**TASK DESCRIPTION**:
Every line with the string "bottom" should be gathered.

**INPUT MATERIAL**:

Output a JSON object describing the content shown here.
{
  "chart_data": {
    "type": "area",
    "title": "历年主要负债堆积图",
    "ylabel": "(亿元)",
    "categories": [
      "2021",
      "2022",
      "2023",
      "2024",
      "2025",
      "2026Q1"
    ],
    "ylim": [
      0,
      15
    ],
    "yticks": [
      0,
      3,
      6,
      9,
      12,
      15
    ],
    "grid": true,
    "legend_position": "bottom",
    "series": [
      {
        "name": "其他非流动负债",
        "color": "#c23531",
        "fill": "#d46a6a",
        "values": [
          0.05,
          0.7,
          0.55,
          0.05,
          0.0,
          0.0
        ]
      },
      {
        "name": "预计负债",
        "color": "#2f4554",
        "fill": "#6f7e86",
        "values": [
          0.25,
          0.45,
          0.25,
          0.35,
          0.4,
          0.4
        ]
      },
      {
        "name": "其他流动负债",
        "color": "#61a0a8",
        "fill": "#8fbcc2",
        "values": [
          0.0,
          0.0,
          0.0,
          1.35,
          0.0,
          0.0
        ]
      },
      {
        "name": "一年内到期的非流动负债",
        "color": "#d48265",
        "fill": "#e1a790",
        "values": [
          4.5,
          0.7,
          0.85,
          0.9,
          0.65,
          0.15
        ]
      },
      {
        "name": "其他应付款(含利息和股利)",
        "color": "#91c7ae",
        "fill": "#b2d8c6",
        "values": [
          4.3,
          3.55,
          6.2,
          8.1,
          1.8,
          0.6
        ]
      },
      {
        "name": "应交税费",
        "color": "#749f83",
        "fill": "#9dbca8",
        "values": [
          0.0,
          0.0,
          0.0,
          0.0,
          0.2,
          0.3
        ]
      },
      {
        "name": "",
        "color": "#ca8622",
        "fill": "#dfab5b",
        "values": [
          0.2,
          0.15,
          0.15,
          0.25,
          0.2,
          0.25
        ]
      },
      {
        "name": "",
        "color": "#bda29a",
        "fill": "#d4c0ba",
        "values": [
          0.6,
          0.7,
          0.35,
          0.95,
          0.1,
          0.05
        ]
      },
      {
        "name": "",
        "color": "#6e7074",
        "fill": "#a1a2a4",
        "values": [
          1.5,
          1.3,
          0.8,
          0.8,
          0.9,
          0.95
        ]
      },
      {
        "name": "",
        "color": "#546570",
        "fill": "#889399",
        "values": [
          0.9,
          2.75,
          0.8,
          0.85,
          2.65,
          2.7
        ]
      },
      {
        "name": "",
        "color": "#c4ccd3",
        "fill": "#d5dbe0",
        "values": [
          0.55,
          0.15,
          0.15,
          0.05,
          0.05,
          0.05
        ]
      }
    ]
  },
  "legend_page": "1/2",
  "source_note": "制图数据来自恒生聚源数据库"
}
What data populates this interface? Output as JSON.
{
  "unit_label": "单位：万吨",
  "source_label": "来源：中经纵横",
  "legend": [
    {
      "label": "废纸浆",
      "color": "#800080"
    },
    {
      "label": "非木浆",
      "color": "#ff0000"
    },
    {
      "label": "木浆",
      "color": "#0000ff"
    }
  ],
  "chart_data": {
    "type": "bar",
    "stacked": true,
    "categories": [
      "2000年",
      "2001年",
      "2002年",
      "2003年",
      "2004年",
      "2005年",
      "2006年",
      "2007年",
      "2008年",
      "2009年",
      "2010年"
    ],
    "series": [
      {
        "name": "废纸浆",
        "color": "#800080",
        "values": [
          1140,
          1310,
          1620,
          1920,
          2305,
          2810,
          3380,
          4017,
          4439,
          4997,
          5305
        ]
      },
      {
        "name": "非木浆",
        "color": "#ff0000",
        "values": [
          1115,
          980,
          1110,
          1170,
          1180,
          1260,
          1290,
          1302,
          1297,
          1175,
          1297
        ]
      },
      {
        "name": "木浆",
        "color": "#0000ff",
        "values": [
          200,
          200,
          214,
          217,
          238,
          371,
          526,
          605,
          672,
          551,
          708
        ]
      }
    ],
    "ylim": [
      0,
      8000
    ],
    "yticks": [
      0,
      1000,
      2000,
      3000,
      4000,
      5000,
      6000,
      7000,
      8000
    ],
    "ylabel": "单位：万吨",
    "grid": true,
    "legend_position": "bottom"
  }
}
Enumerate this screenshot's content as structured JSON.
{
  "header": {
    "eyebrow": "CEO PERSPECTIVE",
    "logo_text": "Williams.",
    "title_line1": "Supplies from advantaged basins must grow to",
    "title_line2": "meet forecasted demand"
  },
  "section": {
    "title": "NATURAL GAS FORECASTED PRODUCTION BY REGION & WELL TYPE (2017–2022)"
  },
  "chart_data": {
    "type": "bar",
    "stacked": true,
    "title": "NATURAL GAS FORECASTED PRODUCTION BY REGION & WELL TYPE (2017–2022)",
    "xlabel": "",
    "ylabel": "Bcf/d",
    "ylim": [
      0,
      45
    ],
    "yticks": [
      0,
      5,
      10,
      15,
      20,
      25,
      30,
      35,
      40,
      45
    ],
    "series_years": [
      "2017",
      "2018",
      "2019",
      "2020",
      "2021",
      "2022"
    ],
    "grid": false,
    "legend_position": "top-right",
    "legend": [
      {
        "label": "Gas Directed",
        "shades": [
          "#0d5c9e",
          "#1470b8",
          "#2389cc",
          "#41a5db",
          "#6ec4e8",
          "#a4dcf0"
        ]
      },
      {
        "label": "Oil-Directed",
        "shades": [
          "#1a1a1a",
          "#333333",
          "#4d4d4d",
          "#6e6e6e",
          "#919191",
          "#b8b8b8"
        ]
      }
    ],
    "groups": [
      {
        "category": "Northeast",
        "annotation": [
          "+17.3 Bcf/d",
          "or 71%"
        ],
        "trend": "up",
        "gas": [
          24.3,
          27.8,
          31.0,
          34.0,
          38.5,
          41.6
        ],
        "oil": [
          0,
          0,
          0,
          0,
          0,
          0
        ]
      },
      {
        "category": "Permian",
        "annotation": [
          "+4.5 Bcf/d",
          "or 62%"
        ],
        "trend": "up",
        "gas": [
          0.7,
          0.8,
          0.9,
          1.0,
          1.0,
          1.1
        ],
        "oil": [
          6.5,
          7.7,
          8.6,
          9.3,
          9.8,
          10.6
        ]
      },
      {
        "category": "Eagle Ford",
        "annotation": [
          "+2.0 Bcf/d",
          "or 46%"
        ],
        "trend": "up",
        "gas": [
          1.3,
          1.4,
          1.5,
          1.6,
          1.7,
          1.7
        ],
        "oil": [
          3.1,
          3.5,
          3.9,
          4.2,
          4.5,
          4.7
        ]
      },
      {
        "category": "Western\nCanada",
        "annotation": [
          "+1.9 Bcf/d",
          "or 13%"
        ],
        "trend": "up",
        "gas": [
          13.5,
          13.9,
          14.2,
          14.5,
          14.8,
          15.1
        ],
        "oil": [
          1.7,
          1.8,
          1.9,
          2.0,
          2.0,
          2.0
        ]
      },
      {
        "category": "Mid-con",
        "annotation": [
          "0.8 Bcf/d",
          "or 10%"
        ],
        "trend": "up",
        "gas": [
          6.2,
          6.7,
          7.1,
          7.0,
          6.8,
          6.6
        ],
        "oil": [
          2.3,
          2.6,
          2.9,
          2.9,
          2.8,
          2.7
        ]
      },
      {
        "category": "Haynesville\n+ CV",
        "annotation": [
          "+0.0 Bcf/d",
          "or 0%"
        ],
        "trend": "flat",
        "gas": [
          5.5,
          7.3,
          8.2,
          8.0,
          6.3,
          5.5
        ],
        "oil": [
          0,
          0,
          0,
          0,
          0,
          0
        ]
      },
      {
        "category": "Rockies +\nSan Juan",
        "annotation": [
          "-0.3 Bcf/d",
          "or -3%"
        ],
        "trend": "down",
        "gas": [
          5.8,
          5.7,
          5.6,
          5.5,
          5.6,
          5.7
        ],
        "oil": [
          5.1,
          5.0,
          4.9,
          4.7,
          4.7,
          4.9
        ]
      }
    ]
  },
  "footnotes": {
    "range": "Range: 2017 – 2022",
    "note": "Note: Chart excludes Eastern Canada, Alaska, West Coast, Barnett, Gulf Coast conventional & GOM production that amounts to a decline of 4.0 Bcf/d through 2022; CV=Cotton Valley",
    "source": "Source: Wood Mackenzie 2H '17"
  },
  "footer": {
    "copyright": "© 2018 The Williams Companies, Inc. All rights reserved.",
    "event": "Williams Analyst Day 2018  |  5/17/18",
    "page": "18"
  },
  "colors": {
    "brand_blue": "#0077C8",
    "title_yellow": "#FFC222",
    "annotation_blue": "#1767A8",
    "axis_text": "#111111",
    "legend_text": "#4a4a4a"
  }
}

**WORKED SOLUTION**:
    "legend_position": "bottom",
    "legend_position": "bottom"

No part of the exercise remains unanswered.